| DATA |
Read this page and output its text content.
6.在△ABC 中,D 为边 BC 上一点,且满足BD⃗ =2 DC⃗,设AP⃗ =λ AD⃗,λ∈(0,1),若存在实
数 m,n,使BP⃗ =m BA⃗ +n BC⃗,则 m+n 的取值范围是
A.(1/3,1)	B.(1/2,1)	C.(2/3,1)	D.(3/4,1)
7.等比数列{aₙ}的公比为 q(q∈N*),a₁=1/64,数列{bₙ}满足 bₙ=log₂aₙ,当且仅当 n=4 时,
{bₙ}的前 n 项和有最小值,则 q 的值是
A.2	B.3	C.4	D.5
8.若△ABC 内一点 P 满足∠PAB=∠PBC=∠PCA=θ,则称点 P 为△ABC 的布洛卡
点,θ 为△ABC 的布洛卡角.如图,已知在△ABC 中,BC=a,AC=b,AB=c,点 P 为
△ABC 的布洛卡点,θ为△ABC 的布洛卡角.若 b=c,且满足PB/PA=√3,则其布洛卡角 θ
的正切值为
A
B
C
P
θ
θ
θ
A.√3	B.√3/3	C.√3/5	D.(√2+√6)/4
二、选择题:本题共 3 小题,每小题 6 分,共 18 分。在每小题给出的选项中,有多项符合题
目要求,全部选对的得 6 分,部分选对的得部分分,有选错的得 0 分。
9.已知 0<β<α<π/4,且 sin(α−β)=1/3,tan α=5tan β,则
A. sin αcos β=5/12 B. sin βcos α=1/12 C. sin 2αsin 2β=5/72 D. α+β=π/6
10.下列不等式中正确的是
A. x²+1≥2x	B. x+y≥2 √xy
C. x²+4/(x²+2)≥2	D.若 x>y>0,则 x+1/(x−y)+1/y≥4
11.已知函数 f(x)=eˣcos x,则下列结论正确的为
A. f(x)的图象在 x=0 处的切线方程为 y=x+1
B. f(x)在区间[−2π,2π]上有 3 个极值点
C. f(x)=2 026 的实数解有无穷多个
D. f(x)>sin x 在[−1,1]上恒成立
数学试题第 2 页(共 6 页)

--

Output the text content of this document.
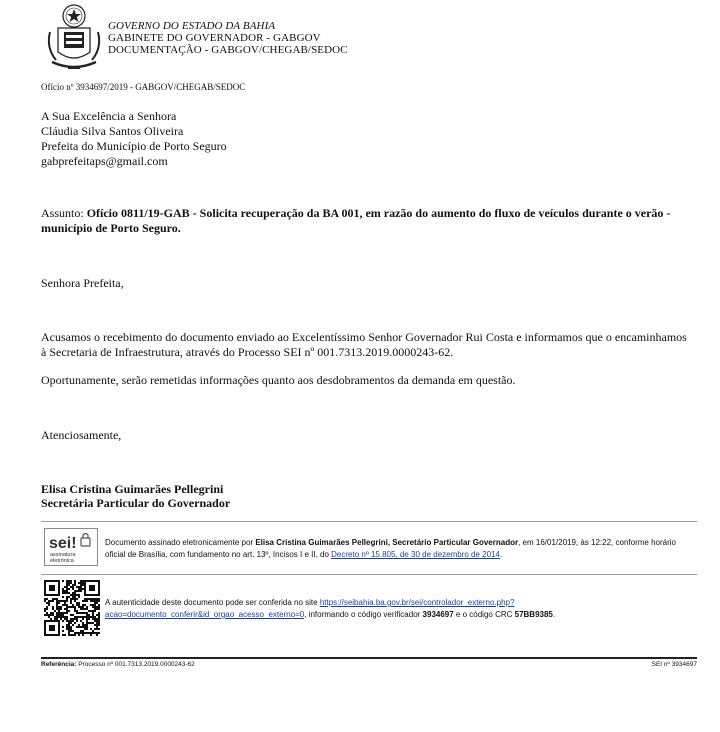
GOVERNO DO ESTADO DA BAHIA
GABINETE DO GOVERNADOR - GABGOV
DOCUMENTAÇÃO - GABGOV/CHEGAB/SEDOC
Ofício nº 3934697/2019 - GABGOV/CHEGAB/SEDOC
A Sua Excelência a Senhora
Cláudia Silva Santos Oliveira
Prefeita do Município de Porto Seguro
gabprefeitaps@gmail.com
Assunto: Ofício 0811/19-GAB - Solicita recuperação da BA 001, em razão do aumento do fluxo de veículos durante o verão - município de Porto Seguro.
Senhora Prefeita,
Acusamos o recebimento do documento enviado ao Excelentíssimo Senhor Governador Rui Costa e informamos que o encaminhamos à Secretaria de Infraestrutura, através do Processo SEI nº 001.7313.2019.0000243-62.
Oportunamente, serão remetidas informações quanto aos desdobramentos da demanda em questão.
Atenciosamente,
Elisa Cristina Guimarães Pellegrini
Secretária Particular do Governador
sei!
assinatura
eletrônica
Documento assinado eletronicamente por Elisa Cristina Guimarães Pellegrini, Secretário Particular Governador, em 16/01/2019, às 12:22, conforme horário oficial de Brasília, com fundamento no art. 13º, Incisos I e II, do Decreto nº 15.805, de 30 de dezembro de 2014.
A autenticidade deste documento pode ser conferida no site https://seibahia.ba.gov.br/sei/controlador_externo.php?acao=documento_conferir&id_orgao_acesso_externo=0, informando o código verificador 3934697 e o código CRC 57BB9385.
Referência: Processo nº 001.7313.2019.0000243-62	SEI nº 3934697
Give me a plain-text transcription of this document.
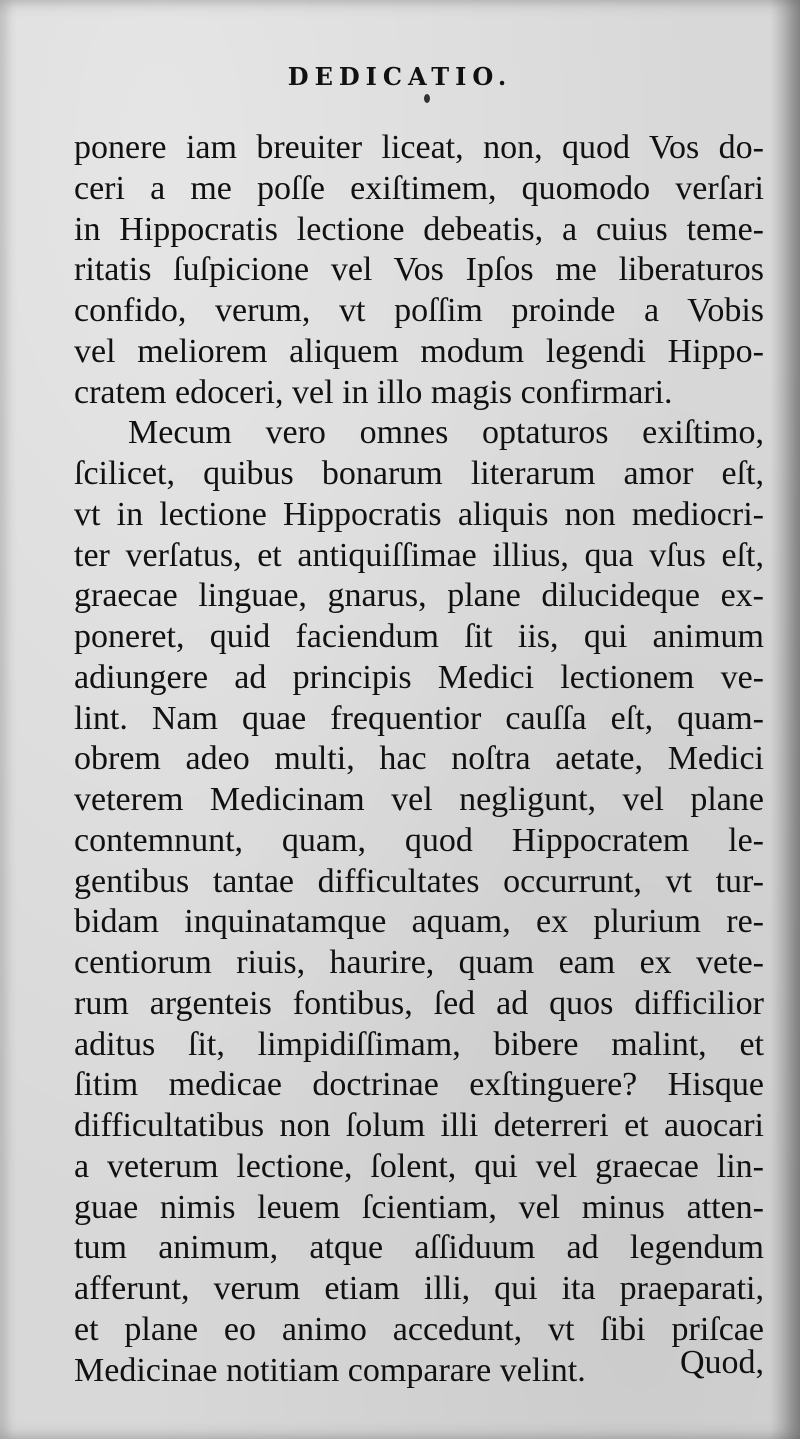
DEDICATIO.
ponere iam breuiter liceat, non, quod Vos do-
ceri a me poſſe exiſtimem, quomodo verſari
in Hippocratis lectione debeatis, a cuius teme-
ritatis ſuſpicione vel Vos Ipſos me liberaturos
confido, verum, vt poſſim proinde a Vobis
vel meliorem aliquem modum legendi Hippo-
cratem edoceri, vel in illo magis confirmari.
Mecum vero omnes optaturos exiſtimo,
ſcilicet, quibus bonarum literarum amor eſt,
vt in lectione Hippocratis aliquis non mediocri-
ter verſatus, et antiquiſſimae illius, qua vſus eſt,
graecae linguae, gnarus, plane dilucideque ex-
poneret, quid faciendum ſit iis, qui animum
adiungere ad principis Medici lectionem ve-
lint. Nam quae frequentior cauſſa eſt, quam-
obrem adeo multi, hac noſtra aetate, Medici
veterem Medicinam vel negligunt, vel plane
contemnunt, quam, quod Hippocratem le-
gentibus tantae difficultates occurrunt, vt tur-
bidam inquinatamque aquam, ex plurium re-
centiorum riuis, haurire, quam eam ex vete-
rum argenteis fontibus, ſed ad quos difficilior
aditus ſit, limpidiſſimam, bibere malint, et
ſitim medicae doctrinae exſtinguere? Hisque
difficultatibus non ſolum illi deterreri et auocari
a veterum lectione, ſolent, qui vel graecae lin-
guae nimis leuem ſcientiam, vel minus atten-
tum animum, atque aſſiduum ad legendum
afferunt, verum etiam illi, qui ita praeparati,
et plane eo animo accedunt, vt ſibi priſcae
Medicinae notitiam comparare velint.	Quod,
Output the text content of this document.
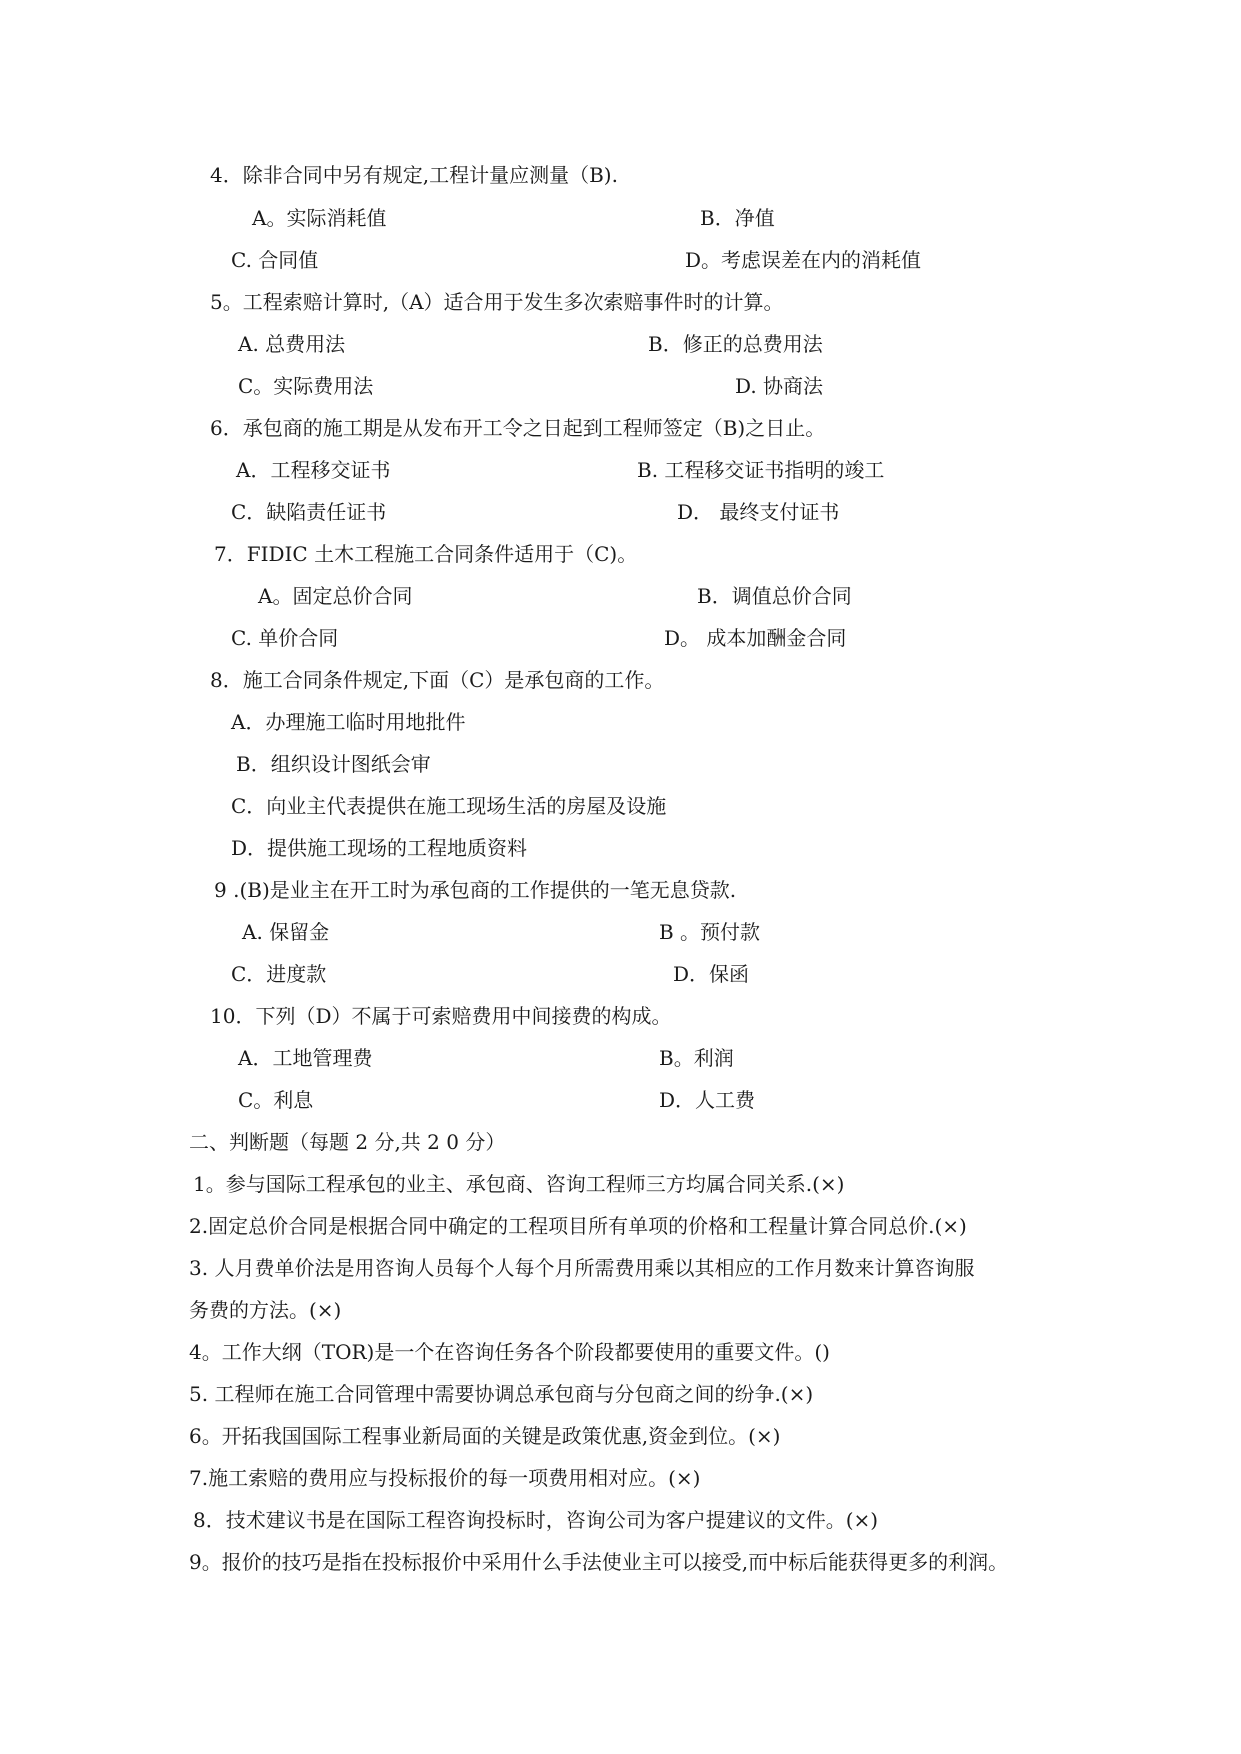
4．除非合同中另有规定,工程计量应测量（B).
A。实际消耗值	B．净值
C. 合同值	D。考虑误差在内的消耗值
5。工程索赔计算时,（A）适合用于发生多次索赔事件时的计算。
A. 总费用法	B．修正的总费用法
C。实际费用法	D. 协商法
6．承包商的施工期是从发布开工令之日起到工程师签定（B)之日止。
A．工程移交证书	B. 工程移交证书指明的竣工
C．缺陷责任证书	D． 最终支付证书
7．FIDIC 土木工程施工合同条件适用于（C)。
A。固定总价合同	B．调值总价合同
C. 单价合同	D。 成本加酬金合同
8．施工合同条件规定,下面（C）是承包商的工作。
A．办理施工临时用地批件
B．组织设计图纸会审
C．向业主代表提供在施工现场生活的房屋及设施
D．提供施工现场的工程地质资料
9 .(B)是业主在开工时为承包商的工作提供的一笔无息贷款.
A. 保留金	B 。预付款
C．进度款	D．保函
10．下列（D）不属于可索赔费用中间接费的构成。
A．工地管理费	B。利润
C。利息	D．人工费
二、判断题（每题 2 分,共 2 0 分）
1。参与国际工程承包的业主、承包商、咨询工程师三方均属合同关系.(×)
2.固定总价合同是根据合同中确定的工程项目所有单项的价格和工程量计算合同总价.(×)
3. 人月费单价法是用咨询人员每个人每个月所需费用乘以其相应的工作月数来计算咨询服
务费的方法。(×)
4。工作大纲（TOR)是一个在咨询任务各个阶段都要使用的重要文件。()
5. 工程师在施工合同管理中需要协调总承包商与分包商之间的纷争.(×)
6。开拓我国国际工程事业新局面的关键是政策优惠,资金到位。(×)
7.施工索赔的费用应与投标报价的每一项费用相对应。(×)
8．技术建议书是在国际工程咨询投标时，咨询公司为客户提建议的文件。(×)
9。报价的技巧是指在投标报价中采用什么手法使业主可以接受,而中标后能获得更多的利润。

--

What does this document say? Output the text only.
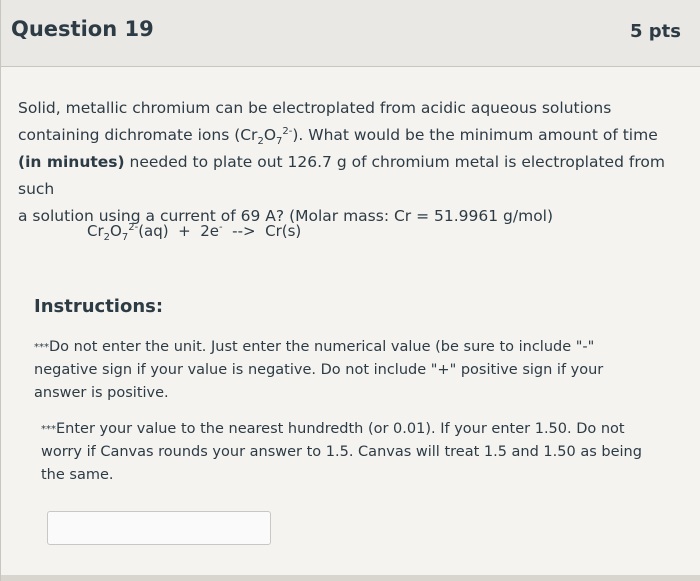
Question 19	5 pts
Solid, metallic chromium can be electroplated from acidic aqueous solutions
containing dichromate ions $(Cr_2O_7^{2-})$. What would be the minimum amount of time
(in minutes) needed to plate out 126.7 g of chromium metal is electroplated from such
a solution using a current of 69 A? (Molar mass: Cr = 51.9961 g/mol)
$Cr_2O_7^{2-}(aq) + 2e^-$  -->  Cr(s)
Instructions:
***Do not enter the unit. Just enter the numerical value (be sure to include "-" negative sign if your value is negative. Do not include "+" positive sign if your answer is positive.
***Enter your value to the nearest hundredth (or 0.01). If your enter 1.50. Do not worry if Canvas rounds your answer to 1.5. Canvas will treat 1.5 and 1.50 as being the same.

| WHAT TO DO |
Scan the entries above and work out how many lines include the word "plane"; the reply is that number alone.

| CORRECT RESULT |
3